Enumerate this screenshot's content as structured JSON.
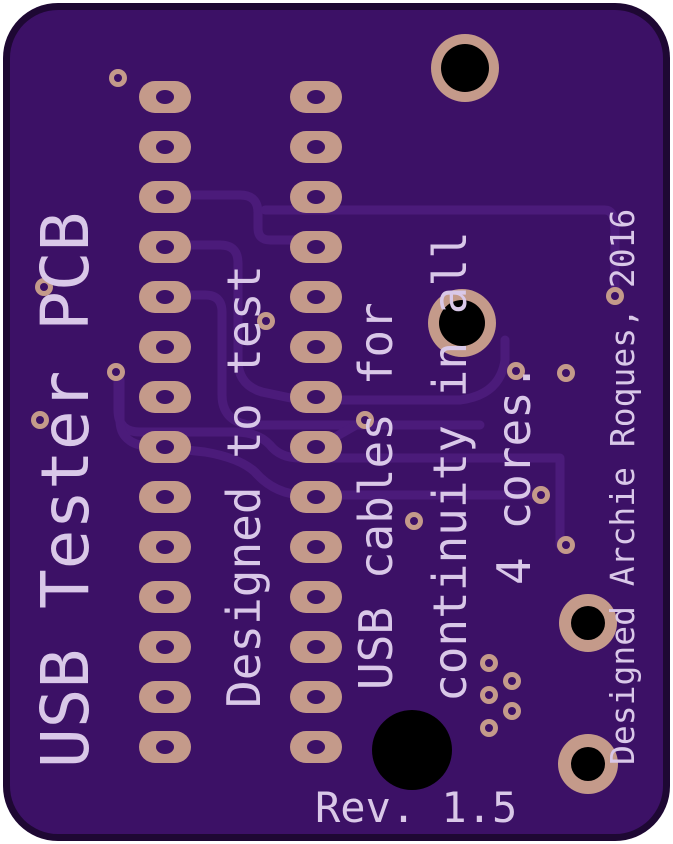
{
  "board": {
    "title": "USB Tester PCB",
    "description_line1": "Designed to test",
    "description_line2": "USB cables for",
    "description_line3": "continuity in all",
    "description_line4": "4 cores.",
    "credit": "Designed Archie Roques, 2016",
    "revision": "Rev. 1.5"
  },
  "colors": {
    "background": "#ffffff",
    "board_edge": "#1e0833",
    "board_fill": "#3c1166",
    "trace": "#4a1a78",
    "copper": "#c49a8a",
    "hole": "#000000",
    "silkscreen": "#d9c8e8"
  },
  "pads": {
    "left_column_count": 14,
    "right_column_count": 14
  }
}
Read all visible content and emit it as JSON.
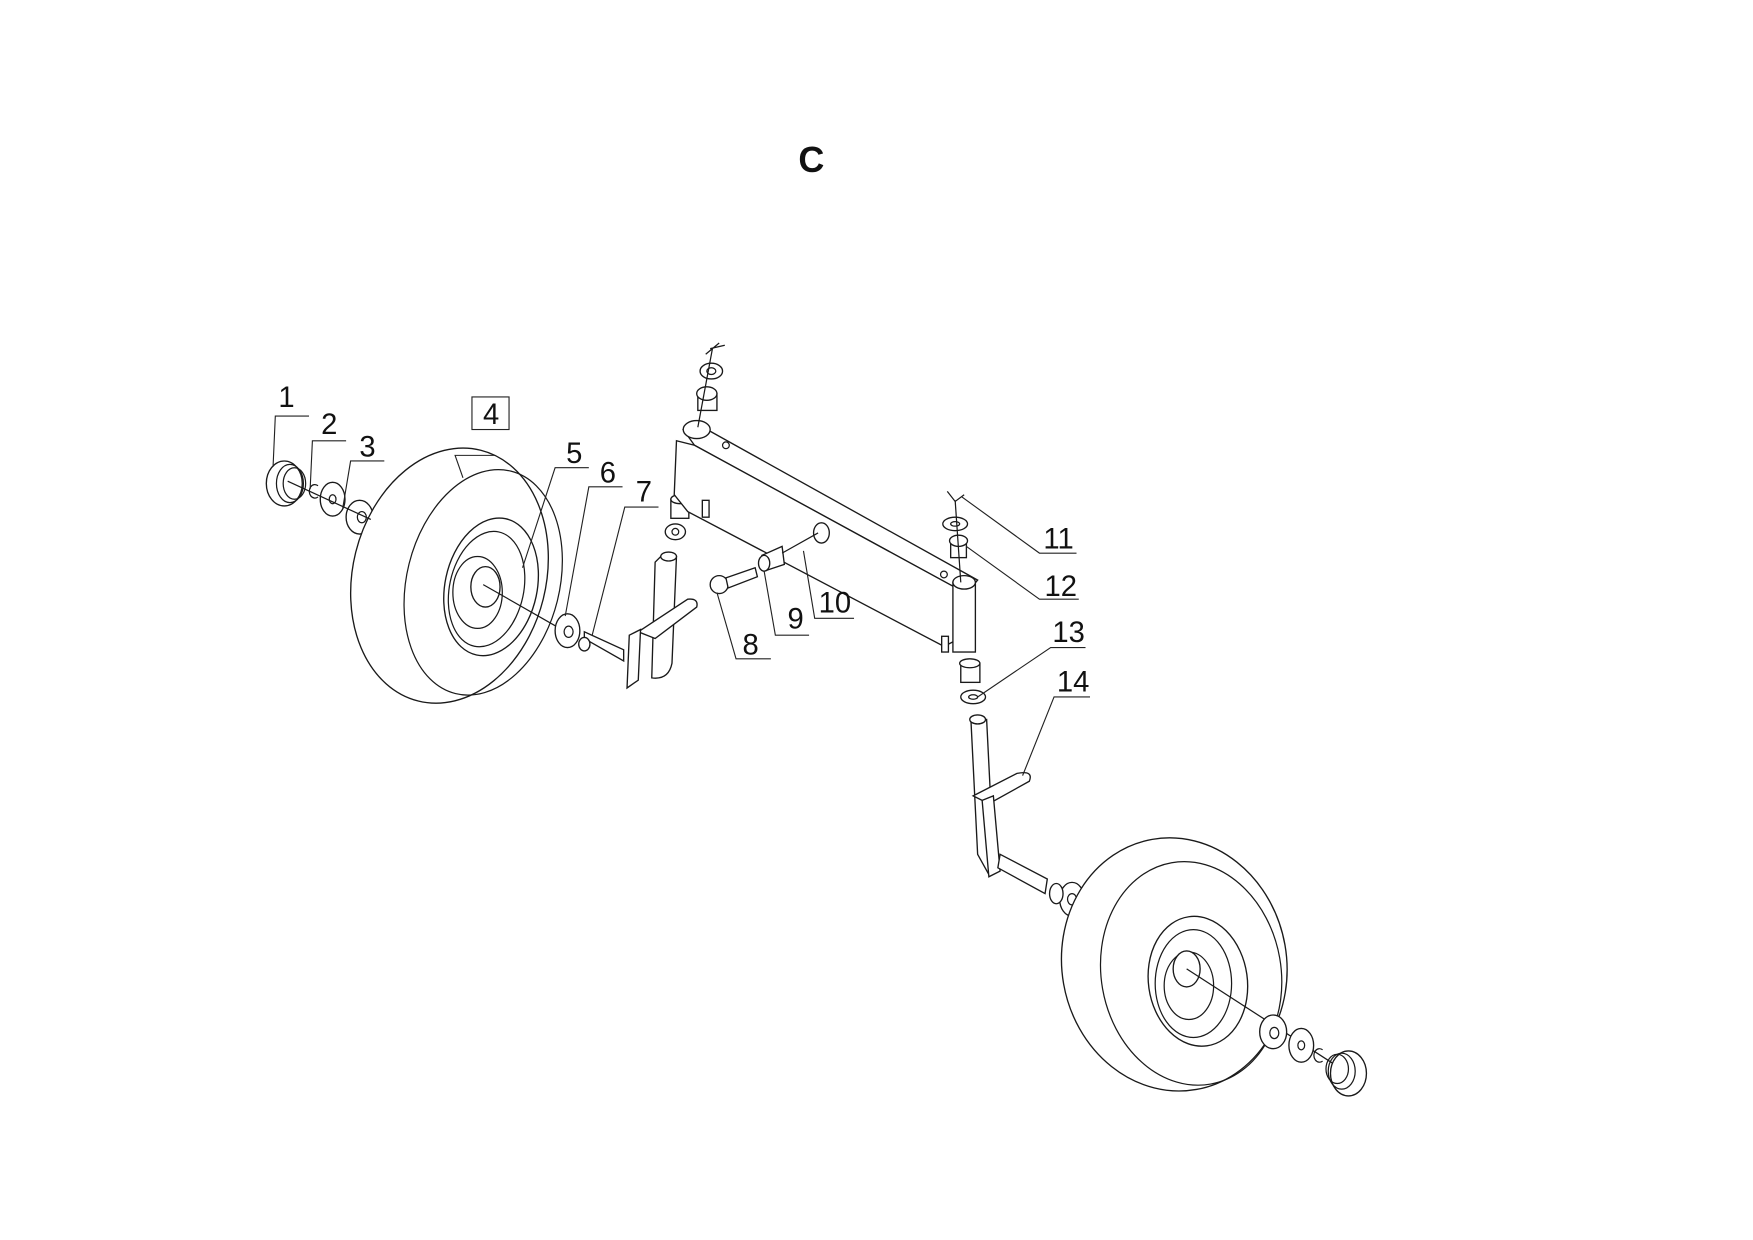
{
  "diagram": {
    "title": "C",
    "callouts": [
      {
        "number": "1"
      },
      {
        "number": "2"
      },
      {
        "number": "3"
      },
      {
        "number": "4",
        "boxed": true
      },
      {
        "number": "5"
      },
      {
        "number": "6"
      },
      {
        "number": "7"
      },
      {
        "number": "8"
      },
      {
        "number": "9"
      },
      {
        "number": "10"
      },
      {
        "number": "11"
      },
      {
        "number": "12"
      },
      {
        "number": "13"
      },
      {
        "number": "14"
      }
    ]
  }
}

## Directions
The records above must be echoed exactly, minus their pictures.

## Solution for this problem
Enumerate this screenshot's content as structured JSON.
{
  "board": {
    "title": "USB Tester PCB",
    "description_line1": "Designed to test",
    "description_line2": "USB cables for",
    "description_line3": "continuity in all",
    "description_line4": "4 cores.",
    "credit": "Designed Archie Roques, 2016",
    "revision": "Rev. 1.5"
  },
  "colors": {
    "background": "#ffffff",
    "board_edge": "#1e0833",
    "board_fill": "#3c1166",
    "trace": "#4a1a78",
    "copper": "#c49a8a",
    "hole": "#000000",
    "silkscreen": "#d9c8e8"
  },
  "pads": {
    "left_column_count": 14,
    "right_column_count": 14
  }
}
Read all visible content and emit it as JSON.
{
  "diagram": {
    "title": "C",
    "callouts": [
      {
        "number": "1"
      },
      {
        "number": "2"
      },
      {
        "number": "3"
      },
      {
        "number": "4",
        "boxed": true
      },
      {
        "number": "5"
      },
      {
        "number": "6"
      },
      {
        "number": "7"
      },
      {
        "number": "8"
      },
      {
        "number": "9"
      },
      {
        "number": "10"
      },
      {
        "number": "11"
      },
      {
        "number": "12"
      },
      {
        "number": "13"
      },
      {
        "number": "14"
      }
    ]
  }
}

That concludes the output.